• REQUIRED WORK: Copy the lines holding the word "plain", all of them.

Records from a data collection

━━━

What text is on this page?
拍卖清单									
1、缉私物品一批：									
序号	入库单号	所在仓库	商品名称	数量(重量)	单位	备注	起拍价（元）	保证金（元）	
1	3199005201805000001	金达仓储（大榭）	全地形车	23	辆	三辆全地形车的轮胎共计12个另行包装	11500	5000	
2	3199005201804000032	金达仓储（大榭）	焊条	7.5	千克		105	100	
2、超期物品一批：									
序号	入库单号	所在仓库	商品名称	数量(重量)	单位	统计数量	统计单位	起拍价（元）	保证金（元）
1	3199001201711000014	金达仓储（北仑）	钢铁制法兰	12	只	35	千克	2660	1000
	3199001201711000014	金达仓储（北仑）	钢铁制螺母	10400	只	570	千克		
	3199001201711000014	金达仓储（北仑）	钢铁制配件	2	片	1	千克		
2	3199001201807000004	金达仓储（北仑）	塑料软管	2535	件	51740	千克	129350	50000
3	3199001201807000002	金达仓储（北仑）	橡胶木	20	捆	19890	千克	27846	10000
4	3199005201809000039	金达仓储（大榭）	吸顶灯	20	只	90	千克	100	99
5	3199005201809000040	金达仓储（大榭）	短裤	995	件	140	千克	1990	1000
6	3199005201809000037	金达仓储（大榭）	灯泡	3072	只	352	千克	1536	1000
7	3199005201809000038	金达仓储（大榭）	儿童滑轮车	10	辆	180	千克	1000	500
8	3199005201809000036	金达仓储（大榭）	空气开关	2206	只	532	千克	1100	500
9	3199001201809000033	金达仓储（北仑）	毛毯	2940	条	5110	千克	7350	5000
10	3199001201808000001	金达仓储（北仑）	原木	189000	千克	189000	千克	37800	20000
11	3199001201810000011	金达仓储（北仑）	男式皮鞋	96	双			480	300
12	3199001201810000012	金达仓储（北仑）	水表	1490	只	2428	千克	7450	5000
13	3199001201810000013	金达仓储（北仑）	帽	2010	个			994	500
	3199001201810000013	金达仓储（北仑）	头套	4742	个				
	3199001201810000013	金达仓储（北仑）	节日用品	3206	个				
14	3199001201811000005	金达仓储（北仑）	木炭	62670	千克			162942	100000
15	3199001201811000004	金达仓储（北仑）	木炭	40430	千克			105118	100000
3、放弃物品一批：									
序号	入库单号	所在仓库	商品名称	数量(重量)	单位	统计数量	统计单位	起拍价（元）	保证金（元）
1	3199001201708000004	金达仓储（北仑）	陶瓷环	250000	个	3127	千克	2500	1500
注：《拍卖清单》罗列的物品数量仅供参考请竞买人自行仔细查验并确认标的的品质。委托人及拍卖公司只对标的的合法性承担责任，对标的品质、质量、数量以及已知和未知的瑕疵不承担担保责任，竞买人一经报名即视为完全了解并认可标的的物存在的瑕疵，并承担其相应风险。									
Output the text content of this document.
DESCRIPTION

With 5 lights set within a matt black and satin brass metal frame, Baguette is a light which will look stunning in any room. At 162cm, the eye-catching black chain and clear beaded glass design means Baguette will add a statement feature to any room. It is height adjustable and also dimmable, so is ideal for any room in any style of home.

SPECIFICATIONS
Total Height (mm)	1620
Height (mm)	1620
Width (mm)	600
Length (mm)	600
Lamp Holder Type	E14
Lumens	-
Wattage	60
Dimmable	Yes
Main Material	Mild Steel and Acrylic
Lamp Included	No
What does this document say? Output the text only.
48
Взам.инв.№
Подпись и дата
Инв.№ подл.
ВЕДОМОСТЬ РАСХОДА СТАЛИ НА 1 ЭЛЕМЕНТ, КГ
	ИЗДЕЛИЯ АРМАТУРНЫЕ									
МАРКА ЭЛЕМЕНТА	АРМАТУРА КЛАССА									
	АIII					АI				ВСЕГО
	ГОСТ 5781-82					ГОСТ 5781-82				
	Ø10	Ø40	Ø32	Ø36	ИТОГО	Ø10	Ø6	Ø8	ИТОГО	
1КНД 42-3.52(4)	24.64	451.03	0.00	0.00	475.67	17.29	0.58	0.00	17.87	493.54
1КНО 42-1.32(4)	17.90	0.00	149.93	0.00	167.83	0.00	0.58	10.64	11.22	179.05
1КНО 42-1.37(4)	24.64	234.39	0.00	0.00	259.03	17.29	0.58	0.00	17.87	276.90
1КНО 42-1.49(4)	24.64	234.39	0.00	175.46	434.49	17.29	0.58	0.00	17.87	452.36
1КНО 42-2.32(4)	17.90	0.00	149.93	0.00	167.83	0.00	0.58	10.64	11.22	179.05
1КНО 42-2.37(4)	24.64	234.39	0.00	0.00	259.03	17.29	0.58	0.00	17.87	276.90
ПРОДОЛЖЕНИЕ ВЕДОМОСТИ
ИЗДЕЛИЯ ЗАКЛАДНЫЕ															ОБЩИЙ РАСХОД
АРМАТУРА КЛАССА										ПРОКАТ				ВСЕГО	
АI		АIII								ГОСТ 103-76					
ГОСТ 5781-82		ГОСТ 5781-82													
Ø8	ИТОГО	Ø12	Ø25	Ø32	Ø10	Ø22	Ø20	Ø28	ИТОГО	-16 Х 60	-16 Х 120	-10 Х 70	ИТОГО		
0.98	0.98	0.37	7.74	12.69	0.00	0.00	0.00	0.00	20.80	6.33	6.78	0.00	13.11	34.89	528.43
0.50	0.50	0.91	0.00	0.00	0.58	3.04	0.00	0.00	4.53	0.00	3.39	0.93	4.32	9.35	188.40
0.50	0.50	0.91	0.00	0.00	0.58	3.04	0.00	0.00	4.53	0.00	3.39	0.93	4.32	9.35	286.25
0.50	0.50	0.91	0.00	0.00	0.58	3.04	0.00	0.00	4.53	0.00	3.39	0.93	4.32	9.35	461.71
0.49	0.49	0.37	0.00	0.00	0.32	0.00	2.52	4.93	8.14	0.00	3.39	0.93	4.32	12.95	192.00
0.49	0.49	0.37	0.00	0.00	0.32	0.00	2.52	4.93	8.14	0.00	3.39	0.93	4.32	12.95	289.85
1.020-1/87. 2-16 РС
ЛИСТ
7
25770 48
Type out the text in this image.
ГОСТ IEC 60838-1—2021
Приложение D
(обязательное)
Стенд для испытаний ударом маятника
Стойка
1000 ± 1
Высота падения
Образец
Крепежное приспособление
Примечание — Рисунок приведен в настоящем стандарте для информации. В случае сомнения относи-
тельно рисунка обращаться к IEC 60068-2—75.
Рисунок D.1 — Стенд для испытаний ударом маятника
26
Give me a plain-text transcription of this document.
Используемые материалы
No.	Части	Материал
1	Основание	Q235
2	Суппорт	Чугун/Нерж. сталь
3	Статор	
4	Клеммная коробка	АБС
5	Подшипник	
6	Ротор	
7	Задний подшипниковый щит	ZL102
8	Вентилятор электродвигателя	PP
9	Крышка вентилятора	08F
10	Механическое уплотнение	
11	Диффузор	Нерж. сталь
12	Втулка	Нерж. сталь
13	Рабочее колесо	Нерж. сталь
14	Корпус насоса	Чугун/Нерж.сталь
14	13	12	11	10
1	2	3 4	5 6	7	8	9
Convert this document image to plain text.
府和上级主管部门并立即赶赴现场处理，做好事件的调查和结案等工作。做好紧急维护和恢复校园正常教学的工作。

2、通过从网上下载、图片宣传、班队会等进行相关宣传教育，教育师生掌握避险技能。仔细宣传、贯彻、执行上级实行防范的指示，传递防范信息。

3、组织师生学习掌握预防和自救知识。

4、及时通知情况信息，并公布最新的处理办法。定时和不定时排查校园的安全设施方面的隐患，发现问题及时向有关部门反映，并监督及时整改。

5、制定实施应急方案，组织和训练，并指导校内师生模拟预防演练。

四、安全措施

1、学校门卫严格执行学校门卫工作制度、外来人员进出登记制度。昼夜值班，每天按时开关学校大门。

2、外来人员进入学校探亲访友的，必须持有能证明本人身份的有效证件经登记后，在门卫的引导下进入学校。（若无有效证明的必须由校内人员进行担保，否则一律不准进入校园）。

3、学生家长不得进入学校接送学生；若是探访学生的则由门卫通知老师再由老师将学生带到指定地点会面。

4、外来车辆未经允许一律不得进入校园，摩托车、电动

━━━

• RESULT FOR THIS EXERCISE:
Give me a plain-text transcription of this document.
Convert this document image to plain text.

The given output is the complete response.